DATA LISTING
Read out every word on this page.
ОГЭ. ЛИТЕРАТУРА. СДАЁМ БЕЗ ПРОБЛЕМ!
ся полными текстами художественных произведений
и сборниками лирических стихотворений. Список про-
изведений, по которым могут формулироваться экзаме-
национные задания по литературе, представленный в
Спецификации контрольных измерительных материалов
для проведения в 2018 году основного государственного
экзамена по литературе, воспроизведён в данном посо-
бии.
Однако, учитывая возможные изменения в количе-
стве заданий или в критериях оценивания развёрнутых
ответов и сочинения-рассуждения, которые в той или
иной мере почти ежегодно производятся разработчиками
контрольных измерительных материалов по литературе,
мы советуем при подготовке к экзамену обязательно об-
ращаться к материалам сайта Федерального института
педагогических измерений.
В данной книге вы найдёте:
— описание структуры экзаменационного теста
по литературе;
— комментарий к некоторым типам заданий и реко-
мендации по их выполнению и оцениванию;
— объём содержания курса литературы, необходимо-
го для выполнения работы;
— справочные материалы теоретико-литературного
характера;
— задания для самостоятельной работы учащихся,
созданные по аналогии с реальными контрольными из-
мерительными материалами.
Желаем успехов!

YOUR GOAL
Write out every entry again, keeping each line exactly the same.

WORKED ANSWER
Read out every word on this page.
ОГЭ. ЛИТЕРАТУРА. СДАЁМ БЕЗ ПРОБЛЕМ!
ся полными текстами художественных произведений
и сборниками лирических стихотворений. Список про-
изведений, по которым могут формулироваться экзаме-
национные задания по литературе, представленный в
Спецификации контрольных измерительных материалов
для проведения в 2018 году основного государственного
экзамена по литературе, воспроизведён в данном посо-
бии.
Однако, учитывая возможные изменения в количе-
стве заданий или в критериях оценивания развёрнутых
ответов и сочинения-рассуждения, которые в той или
иной мере почти ежегодно производятся разработчиками
контрольных измерительных материалов по литературе,
мы советуем при подготовке к экзамену обязательно об-
ращаться к материалам сайта Федерального института
педагогических измерений.
В данной книге вы найдёте:
— описание структуры экзаменационного теста
по литературе;
— комментарий к некоторым типам заданий и реко-
мендации по их выполнению и оцениванию;
— объём содержания курса литературы, необходимо-
го для выполнения работы;
— справочные материалы теоретико-литературного
характера;
— задания для самостоятельной работы учащихся,
созданные по аналогии с реальными контрольными из-
мерительными материалами.
Желаем успехов!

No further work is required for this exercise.